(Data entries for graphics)
• • •

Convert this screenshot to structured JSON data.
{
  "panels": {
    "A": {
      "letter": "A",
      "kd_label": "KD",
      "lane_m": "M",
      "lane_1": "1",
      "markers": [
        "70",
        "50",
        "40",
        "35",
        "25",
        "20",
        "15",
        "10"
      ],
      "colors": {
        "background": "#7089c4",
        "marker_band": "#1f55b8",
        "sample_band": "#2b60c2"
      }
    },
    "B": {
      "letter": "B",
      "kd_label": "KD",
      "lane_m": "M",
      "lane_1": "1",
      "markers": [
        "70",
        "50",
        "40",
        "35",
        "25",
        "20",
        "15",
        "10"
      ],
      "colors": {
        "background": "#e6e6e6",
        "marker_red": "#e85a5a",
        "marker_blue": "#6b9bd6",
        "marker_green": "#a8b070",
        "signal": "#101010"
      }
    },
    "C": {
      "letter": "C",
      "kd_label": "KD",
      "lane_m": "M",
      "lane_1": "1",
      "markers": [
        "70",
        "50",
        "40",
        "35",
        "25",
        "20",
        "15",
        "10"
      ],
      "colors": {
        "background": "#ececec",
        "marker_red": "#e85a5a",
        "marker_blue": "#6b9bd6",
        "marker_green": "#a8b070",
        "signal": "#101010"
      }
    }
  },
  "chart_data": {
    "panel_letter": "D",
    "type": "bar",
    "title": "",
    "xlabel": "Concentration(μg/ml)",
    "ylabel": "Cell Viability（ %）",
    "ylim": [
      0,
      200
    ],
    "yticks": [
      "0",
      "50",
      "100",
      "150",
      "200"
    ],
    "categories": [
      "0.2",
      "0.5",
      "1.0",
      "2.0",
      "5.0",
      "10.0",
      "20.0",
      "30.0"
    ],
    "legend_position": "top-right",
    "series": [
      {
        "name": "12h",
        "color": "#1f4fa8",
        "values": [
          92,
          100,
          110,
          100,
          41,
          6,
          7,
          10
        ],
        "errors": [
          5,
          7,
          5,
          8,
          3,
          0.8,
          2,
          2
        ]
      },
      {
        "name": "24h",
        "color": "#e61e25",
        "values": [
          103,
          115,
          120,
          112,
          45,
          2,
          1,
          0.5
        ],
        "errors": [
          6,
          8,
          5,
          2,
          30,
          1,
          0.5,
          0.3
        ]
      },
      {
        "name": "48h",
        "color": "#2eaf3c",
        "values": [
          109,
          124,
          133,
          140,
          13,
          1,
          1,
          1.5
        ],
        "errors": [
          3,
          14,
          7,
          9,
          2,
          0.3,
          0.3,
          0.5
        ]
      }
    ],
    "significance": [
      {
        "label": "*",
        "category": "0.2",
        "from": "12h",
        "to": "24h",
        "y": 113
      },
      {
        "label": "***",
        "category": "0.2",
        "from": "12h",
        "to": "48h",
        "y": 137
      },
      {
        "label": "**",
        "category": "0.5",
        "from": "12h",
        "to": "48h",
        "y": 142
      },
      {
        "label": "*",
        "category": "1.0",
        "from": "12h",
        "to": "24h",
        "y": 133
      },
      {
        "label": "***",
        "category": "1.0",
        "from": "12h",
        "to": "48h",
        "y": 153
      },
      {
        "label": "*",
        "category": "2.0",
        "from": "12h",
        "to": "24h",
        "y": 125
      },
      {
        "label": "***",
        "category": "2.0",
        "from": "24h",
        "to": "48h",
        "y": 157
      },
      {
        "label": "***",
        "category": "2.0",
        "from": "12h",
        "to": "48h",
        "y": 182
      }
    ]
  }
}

• • •

What is needed →
Retype the records in full. Keep every line identical to the original.

Solution for this task →
Convert this screenshot to structured JSON data.
{
  "panels": {
    "A": {
      "letter": "A",
      "kd_label": "KD",
      "lane_m": "M",
      "lane_1": "1",
      "markers": [
        "70",
        "50",
        "40",
        "35",
        "25",
        "20",
        "15",
        "10"
      ],
      "colors": {
        "background": "#7089c4",
        "marker_band": "#1f55b8",
        "sample_band": "#2b60c2"
      }
    },
    "B": {
      "letter": "B",
      "kd_label": "KD",
      "lane_m": "M",
      "lane_1": "1",
      "markers": [
        "70",
        "50",
        "40",
        "35",
        "25",
        "20",
        "15",
        "10"
      ],
      "colors": {
        "background": "#e6e6e6",
        "marker_red": "#e85a5a",
        "marker_blue": "#6b9bd6",
        "marker_green": "#a8b070",
        "signal": "#101010"
      }
    },
    "C": {
      "letter": "C",
      "kd_label": "KD",
      "lane_m": "M",
      "lane_1": "1",
      "markers": [
        "70",
        "50",
        "40",
        "35",
        "25",
        "20",
        "15",
        "10"
      ],
      "colors": {
        "background": "#ececec",
        "marker_red": "#e85a5a",
        "marker_blue": "#6b9bd6",
        "marker_green": "#a8b070",
        "signal": "#101010"
      }
    }
  },
  "chart_data": {
    "panel_letter": "D",
    "type": "bar",
    "title": "",
    "xlabel": "Concentration(μg/ml)",
    "ylabel": "Cell Viability（ %）",
    "ylim": [
      0,
      200
    ],
    "yticks": [
      "0",
      "50",
      "100",
      "150",
      "200"
    ],
    "categories": [
      "0.2",
      "0.5",
      "1.0",
      "2.0",
      "5.0",
      "10.0",
      "20.0",
      "30.0"
    ],
    "legend_position": "top-right",
    "series": [
      {
        "name": "12h",
        "color": "#1f4fa8",
        "values": [
          92,
          100,
          110,
          100,
          41,
          6,
          7,
          10
        ],
        "errors": [
          5,
          7,
          5,
          8,
          3,
          0.8,
          2,
          2
        ]
      },
      {
        "name": "24h",
        "color": "#e61e25",
        "values": [
          103,
          115,
          120,
          112,
          45,
          2,
          1,
          0.5
        ],
        "errors": [
          6,
          8,
          5,
          2,
          30,
          1,
          0.5,
          0.3
        ]
      },
      {
        "name": "48h",
        "color": "#2eaf3c",
        "values": [
          109,
          124,
          133,
          140,
          13,
          1,
          1,
          1.5
        ],
        "errors": [
          3,
          14,
          7,
          9,
          2,
          0.3,
          0.3,
          0.5
        ]
      }
    ],
    "significance": [
      {
        "label": "*",
        "category": "0.2",
        "from": "12h",
        "to": "24h",
        "y": 113
      },
      {
        "label": "***",
        "category": "0.2",
        "from": "12h",
        "to": "48h",
        "y": 137
      },
      {
        "label": "**",
        "category": "0.5",
        "from": "12h",
        "to": "48h",
        "y": 142
      },
      {
        "label": "*",
        "category": "1.0",
        "from": "12h",
        "to": "24h",
        "y": 133
      },
      {
        "label": "***",
        "category": "1.0",
        "from": "12h",
        "to": "48h",
        "y": 153
      },
      {
        "label": "*",
        "category": "2.0",
        "from": "12h",
        "to": "24h",
        "y": 125
      },
      {
        "label": "***",
        "category": "2.0",
        "from": "24h",
        "to": "48h",
        "y": 157
      },
      {
        "label": "***",
        "category": "2.0",
        "from": "12h",
        "to": "48h",
        "y": 182
      }
    ]
  }
}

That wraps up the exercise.